Stored records
* BEGIN *

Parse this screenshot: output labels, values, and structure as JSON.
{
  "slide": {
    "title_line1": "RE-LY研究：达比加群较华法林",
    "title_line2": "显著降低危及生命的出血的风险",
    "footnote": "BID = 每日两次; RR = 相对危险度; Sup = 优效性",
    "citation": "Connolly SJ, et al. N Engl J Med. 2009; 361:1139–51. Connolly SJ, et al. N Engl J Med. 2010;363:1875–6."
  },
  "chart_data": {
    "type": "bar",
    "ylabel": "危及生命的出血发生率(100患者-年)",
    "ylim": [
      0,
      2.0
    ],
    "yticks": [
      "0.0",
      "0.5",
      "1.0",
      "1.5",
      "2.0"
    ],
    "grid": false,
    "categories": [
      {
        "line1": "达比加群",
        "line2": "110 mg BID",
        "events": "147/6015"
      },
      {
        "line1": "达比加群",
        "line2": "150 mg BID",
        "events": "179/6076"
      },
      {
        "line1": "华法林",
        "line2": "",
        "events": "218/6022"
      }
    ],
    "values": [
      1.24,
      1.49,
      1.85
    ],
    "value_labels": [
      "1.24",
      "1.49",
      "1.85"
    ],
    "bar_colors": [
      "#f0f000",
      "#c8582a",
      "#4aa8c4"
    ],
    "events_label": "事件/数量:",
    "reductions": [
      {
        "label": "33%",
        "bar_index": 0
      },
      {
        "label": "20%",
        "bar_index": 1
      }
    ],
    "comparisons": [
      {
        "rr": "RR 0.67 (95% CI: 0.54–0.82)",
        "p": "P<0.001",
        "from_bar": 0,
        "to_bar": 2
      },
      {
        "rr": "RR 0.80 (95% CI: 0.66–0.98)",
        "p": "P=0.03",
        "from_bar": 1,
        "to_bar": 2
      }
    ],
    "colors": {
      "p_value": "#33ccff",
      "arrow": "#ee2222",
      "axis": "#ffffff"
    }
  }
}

* END *

WHAT IS REQUIRED. Repeat all of the records above exactly as written.

RESPONSE TO THE EXERCISE.
Parse this screenshot: output labels, values, and structure as JSON.
{
  "slide": {
    "title_line1": "RE-LY研究：达比加群较华法林",
    "title_line2": "显著降低危及生命的出血的风险",
    "footnote": "BID = 每日两次; RR = 相对危险度; Sup = 优效性",
    "citation": "Connolly SJ, et al. N Engl J Med. 2009; 361:1139–51. Connolly SJ, et al. N Engl J Med. 2010;363:1875–6."
  },
  "chart_data": {
    "type": "bar",
    "ylabel": "危及生命的出血发生率(100患者-年)",
    "ylim": [
      0,
      2.0
    ],
    "yticks": [
      "0.0",
      "0.5",
      "1.0",
      "1.5",
      "2.0"
    ],
    "grid": false,
    "categories": [
      {
        "line1": "达比加群",
        "line2": "110 mg BID",
        "events": "147/6015"
      },
      {
        "line1": "达比加群",
        "line2": "150 mg BID",
        "events": "179/6076"
      },
      {
        "line1": "华法林",
        "line2": "",
        "events": "218/6022"
      }
    ],
    "values": [
      1.24,
      1.49,
      1.85
    ],
    "value_labels": [
      "1.24",
      "1.49",
      "1.85"
    ],
    "bar_colors": [
      "#f0f000",
      "#c8582a",
      "#4aa8c4"
    ],
    "events_label": "事件/数量:",
    "reductions": [
      {
        "label": "33%",
        "bar_index": 0
      },
      {
        "label": "20%",
        "bar_index": 1
      }
    ],
    "comparisons": [
      {
        "rr": "RR 0.67 (95% CI: 0.54–0.82)",
        "p": "P<0.001",
        "from_bar": 0,
        "to_bar": 2
      },
      {
        "rr": "RR 0.80 (95% CI: 0.66–0.98)",
        "p": "P=0.03",
        "from_bar": 1,
        "to_bar": 2
      }
    ],
    "colors": {
      "p_value": "#33ccff",
      "arrow": "#ee2222",
      "axis": "#ffffff"
    }
  }
}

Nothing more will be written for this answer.